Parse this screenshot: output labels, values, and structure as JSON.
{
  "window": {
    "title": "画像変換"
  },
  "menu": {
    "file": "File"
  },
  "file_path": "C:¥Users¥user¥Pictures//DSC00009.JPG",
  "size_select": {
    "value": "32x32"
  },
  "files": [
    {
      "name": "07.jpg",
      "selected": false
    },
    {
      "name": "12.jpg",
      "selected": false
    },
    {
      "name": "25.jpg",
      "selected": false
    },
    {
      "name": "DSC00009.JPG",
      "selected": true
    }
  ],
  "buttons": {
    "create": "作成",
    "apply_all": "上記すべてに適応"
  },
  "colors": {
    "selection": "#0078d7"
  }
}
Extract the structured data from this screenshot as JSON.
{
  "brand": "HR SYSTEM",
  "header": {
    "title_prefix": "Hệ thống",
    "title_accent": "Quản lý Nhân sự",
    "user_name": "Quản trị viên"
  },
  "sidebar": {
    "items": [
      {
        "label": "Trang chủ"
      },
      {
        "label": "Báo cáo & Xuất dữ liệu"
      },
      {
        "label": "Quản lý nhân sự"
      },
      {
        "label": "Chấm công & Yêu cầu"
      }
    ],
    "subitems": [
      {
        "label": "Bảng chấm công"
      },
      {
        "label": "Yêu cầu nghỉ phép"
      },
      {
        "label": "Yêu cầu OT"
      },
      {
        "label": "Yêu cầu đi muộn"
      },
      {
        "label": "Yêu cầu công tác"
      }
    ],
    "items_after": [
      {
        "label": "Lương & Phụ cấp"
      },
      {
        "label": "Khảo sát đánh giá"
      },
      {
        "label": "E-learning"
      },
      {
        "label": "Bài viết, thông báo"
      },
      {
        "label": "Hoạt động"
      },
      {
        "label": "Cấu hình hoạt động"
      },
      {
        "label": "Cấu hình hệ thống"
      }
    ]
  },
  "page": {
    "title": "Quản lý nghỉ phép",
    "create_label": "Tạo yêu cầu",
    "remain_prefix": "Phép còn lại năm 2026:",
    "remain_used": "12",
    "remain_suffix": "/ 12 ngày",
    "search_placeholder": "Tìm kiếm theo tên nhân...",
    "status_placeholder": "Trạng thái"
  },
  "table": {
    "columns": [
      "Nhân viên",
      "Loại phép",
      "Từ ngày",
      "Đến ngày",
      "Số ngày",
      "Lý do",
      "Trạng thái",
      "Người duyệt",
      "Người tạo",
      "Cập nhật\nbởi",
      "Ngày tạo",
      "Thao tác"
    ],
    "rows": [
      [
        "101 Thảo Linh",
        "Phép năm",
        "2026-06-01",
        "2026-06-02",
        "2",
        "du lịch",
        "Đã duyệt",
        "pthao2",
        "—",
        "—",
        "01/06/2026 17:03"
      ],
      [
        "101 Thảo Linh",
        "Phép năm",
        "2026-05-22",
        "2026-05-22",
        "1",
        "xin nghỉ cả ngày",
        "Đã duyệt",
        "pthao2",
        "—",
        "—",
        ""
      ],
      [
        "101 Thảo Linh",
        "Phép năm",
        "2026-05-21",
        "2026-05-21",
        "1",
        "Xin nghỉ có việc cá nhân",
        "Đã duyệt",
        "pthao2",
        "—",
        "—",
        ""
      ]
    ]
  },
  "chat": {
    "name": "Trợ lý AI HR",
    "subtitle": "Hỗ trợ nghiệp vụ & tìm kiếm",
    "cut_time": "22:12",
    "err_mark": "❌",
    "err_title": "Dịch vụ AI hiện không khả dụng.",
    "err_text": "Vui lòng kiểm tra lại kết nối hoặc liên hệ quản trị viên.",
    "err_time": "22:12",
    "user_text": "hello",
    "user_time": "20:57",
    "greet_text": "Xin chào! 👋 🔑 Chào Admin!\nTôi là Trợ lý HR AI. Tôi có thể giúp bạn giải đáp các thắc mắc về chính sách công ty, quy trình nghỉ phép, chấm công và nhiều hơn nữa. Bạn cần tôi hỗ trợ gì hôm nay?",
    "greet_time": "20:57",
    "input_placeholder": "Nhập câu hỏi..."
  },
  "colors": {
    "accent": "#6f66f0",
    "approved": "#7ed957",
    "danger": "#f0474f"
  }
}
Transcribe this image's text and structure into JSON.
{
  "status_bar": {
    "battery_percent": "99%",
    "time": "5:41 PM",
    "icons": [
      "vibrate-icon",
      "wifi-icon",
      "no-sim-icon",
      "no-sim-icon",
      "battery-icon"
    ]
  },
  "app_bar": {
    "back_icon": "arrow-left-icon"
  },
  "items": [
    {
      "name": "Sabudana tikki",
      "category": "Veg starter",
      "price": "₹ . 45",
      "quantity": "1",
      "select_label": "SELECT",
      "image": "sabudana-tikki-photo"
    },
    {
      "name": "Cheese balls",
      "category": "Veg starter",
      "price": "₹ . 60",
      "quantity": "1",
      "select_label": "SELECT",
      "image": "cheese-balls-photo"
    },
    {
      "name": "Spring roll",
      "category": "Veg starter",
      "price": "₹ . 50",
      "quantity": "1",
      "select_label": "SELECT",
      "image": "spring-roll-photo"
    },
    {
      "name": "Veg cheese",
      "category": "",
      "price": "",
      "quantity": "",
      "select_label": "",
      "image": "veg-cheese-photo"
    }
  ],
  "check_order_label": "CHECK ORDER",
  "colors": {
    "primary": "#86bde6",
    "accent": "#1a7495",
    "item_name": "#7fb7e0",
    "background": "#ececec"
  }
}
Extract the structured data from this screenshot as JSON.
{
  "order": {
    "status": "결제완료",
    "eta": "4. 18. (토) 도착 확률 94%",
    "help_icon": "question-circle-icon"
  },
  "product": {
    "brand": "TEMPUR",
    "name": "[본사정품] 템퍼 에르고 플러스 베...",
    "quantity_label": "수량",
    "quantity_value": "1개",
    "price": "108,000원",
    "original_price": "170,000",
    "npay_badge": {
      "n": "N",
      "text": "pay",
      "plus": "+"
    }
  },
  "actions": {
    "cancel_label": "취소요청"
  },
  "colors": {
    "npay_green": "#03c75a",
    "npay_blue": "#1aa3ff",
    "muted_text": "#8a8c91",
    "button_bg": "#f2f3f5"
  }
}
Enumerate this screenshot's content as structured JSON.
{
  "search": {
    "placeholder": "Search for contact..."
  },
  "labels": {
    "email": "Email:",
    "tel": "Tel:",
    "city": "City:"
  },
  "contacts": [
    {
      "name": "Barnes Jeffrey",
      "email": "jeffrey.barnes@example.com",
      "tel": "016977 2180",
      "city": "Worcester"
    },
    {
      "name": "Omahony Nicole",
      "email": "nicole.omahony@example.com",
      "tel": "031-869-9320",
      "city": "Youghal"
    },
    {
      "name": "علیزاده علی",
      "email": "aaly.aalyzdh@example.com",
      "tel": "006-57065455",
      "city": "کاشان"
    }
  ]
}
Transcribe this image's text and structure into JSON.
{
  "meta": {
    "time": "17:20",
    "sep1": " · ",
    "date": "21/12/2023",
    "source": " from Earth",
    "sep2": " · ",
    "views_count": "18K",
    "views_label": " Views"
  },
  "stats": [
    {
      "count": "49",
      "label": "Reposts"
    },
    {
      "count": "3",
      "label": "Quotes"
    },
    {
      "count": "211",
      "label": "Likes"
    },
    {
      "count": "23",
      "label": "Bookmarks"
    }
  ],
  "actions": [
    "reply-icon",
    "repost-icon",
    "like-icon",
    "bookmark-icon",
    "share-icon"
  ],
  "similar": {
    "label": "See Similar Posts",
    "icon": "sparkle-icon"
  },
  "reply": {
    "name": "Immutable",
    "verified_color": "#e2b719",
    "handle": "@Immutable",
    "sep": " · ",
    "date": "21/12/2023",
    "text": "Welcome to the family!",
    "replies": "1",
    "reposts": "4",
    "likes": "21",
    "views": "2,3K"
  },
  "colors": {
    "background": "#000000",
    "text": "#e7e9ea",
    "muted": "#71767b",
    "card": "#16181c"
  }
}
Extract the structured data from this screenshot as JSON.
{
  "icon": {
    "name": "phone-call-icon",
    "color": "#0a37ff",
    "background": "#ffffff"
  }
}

Task goal =
Return every line above that contains the word "image".

Exercise response =
Transcribe this image's text and structure into JSON.
      "image": "sabudana-tikki-photo"
      "image": "cheese-balls-photo"
      "image": "spring-roll-photo"
      "image": "veg-cheese-photo"
Transcribe this image's text and structure into JSON.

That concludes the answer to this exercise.